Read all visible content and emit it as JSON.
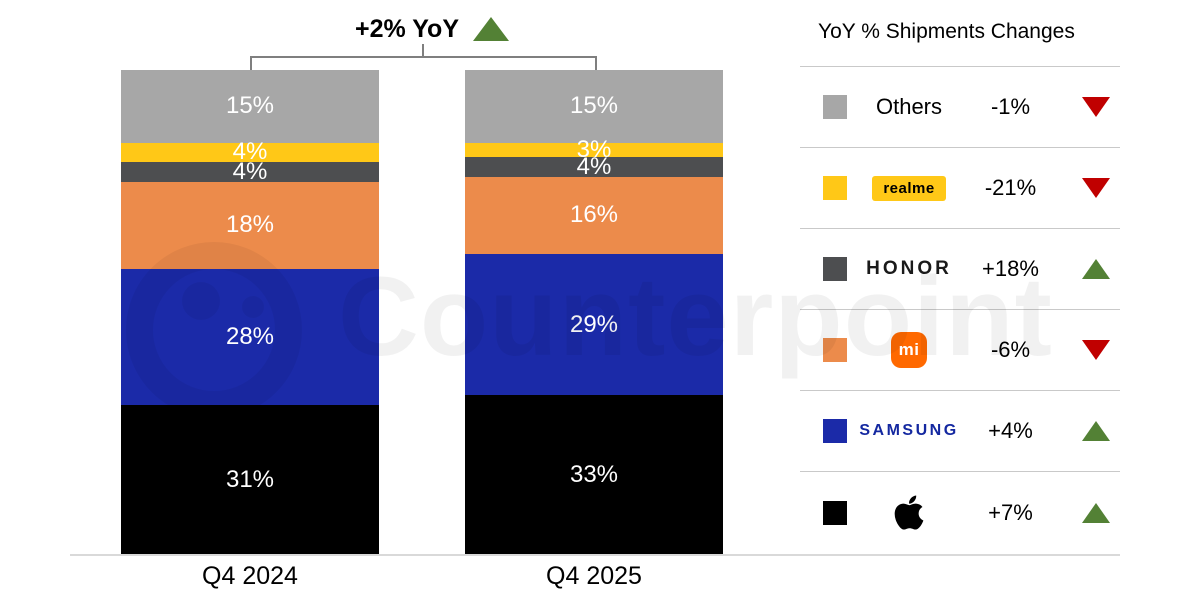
{
  "header": {
    "total_change": "+2% YoY",
    "direction": "up"
  },
  "watermark": {
    "text": "Counterpoint"
  },
  "chart_data": {
    "type": "bar",
    "stacked": true,
    "stack_order": "top-to-bottom",
    "title": "+2% YoY",
    "categories": [
      "Q4 2024",
      "Q4 2025"
    ],
    "series": [
      {
        "name": "Others",
        "color": "#a7a7a7",
        "values": [
          15,
          15
        ]
      },
      {
        "name": "realme",
        "color": "#ffc817",
        "values": [
          4,
          3
        ]
      },
      {
        "name": "HONOR",
        "color": "#4d4e50",
        "values": [
          4,
          4
        ]
      },
      {
        "name": "Xiaomi",
        "color": "#ec8b4b",
        "values": [
          18,
          16
        ]
      },
      {
        "name": "Samsung",
        "color": "#1b2aa8",
        "values": [
          28,
          29
        ]
      },
      {
        "name": "Apple",
        "color": "#000000",
        "values": [
          31,
          33
        ]
      }
    ],
    "value_suffix": "%",
    "ylim": [
      0,
      100
    ],
    "grid": false,
    "legend_position": "right"
  },
  "legend": {
    "title": "YoY % Shipments Changes",
    "rows": [
      {
        "brand": "Others",
        "label": "Others",
        "logo_style": "plain",
        "change": "-1%",
        "direction": "down",
        "color": "#a7a7a7"
      },
      {
        "brand": "realme",
        "label": "realme",
        "logo_style": "realme-badge",
        "change": "-21%",
        "direction": "down",
        "color": "#ffc817"
      },
      {
        "brand": "HONOR",
        "label": "HONOR",
        "logo_style": "honor-wordmark",
        "change": "+18%",
        "direction": "up",
        "color": "#4d4e50"
      },
      {
        "brand": "Xiaomi",
        "label": "mi",
        "logo_style": "xiaomi-logo",
        "change": "-6%",
        "direction": "down",
        "color": "#ec8b4b"
      },
      {
        "brand": "Samsung",
        "label": "SAMSUNG",
        "logo_style": "samsung-wordmark",
        "change": "+4%",
        "direction": "up",
        "color": "#1b2aa8"
      },
      {
        "brand": "Apple",
        "label": "",
        "logo_style": "apple-logo",
        "change": "+7%",
        "direction": "up",
        "color": "#000000"
      }
    ]
  },
  "colors": {
    "up_green": "#538135",
    "down_red": "#c00000",
    "axis_line": "#d9d9d9",
    "divider": "#c9c9c9",
    "bracket": "#7f7f7f",
    "xiaomi_logo_bg": "#ff6900",
    "samsung_wordmark": "#1428a0",
    "realme_badge_bg": "#ffc817"
  }
}
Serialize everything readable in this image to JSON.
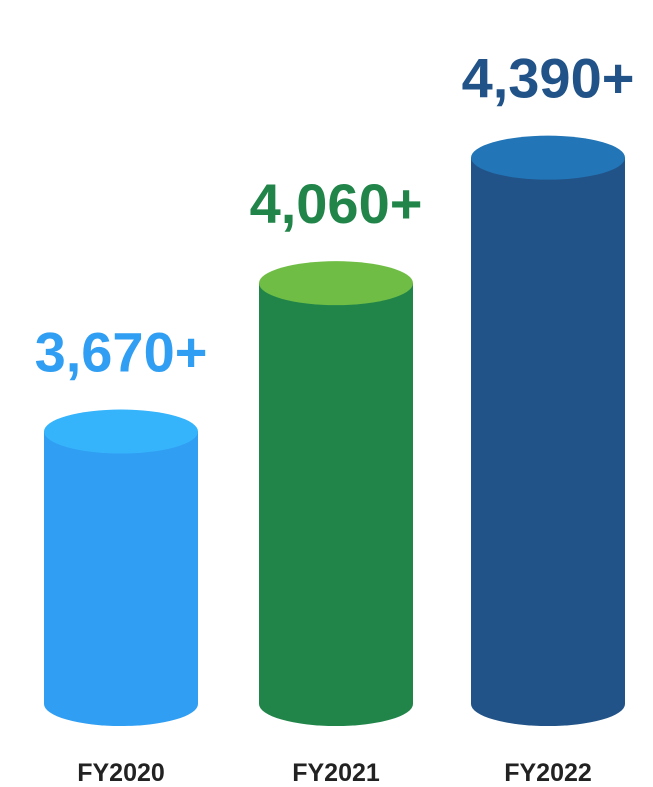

----------

> [YOUR OBJECTIVE]: Leave the pictures out and print the records above exactly as they stand.

> [ANSWER TO THIS EXERCISE]:
Read all visible content and emit it as JSON.
{
  "header": {
    "total_change": "+2% YoY",
    "direction": "up"
  },
  "watermark": {
    "text": "Counterpoint"
  },
  "chart_data": {
    "type": "bar",
    "stacked": true,
    "stack_order": "top-to-bottom",
    "title": "+2% YoY",
    "categories": [
      "Q4 2024",
      "Q4 2025"
    ],
    "series": [
      {
        "name": "Others",
        "color": "#a7a7a7",
        "values": [
          15,
          15
        ]
      },
      {
        "name": "realme",
        "color": "#ffc817",
        "values": [
          4,
          3
        ]
      },
      {
        "name": "HONOR",
        "color": "#4d4e50",
        "values": [
          4,
          4
        ]
      },
      {
        "name": "Xiaomi",
        "color": "#ec8b4b",
        "values": [
          18,
          16
        ]
      },
      {
        "name": "Samsung",
        "color": "#1b2aa8",
        "values": [
          28,
          29
        ]
      },
      {
        "name": "Apple",
        "color": "#000000",
        "values": [
          31,
          33
        ]
      }
    ],
    "value_suffix": "%",
    "ylim": [
      0,
      100
    ],
    "grid": false,
    "legend_position": "right"
  },
  "legend": {
    "title": "YoY % Shipments Changes",
    "rows": [
      {
        "brand": "Others",
        "label": "Others",
        "logo_style": "plain",
        "change": "-1%",
        "direction": "down",
        "color": "#a7a7a7"
      },
      {
        "brand": "realme",
        "label": "realme",
        "logo_style": "realme-badge",
        "change": "-21%",
        "direction": "down",
        "color": "#ffc817"
      },
      {
        "brand": "HONOR",
        "label": "HONOR",
        "logo_style": "honor-wordmark",
        "change": "+18%",
        "direction": "up",
        "color": "#4d4e50"
      },
      {
        "brand": "Xiaomi",
        "label": "mi",
        "logo_style": "xiaomi-logo",
        "change": "-6%",
        "direction": "down",
        "color": "#ec8b4b"
      },
      {
        "brand": "Samsung",
        "label": "SAMSUNG",
        "logo_style": "samsung-wordmark",
        "change": "+4%",
        "direction": "up",
        "color": "#1b2aa8"
      },
      {
        "brand": "Apple",
        "label": "",
        "logo_style": "apple-logo",
        "change": "+7%",
        "direction": "up",
        "color": "#000000"
      }
    ]
  },
  "colors": {
    "up_green": "#538135",
    "down_red": "#c00000",
    "axis_line": "#d9d9d9",
    "divider": "#c9c9c9",
    "bracket": "#7f7f7f",
    "xiaomi_logo_bg": "#ff6900",
    "samsung_wordmark": "#1428a0",
    "realme_badge_bg": "#ffc817"
  }
}
Serialize everything readable in this image to JSON.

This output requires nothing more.